● **WORK TO DO**
Extract the full listing below without altering a single character.

(begin)

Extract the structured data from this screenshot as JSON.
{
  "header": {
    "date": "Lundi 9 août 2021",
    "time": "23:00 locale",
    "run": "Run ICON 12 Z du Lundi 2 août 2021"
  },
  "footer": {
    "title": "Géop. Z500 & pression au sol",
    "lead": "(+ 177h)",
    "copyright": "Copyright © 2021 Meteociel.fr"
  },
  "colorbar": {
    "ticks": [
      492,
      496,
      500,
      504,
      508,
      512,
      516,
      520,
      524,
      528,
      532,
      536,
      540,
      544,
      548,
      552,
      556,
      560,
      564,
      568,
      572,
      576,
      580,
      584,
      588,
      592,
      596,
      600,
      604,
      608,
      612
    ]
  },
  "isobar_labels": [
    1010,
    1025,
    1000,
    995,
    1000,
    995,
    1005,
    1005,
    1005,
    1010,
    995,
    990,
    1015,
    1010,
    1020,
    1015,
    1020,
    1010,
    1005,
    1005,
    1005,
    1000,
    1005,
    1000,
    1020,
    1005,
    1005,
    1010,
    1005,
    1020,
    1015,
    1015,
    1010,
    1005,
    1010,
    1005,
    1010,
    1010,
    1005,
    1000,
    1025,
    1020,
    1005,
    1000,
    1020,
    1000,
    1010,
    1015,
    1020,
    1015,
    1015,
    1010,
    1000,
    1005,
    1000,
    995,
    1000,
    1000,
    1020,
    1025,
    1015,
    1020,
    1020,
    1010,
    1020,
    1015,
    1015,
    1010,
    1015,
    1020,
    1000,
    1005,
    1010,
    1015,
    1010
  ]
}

(end)

● **SOLUTION TO THIS EXERCISE**
Extract the structured data from this screenshot as JSON.
{
  "header": {
    "date": "Lundi 9 août 2021",
    "time": "23:00 locale",
    "run": "Run ICON 12 Z du Lundi 2 août 2021"
  },
  "footer": {
    "title": "Géop. Z500 & pression au sol",
    "lead": "(+ 177h)",
    "copyright": "Copyright © 2021 Meteociel.fr"
  },
  "colorbar": {
    "ticks": [
      492,
      496,
      500,
      504,
      508,
      512,
      516,
      520,
      524,
      528,
      532,
      536,
      540,
      544,
      548,
      552,
      556,
      560,
      564,
      568,
      572,
      576,
      580,
      584,
      588,
      592,
      596,
      600,
      604,
      608,
      612
    ]
  },
  "isobar_labels": [
    1010,
    1025,
    1000,
    995,
    1000,
    995,
    1005,
    1005,
    1005,
    1010,
    995,
    990,
    1015,
    1010,
    1020,
    1015,
    1020,
    1010,
    1005,
    1005,
    1005,
    1000,
    1005,
    1000,
    1020,
    1005,
    1005,
    1010,
    1005,
    1020,
    1015,
    1015,
    1010,
    1005,
    1010,
    1005,
    1010,
    1010,
    1005,
    1000,
    1025,
    1020,
    1005,
    1000,
    1020,
    1000,
    1010,
    1015,
    1020,
    1015,
    1015,
    1010,
    1000,
    1005,
    1000,
    995,
    1000,
    1000,
    1020,
    1025,
    1015,
    1020,
    1020,
    1010,
    1020,
    1015,
    1015,
    1010,
    1015,
    1020,
    1000,
    1005,
    1010,
    1015,
    1010
  ]
}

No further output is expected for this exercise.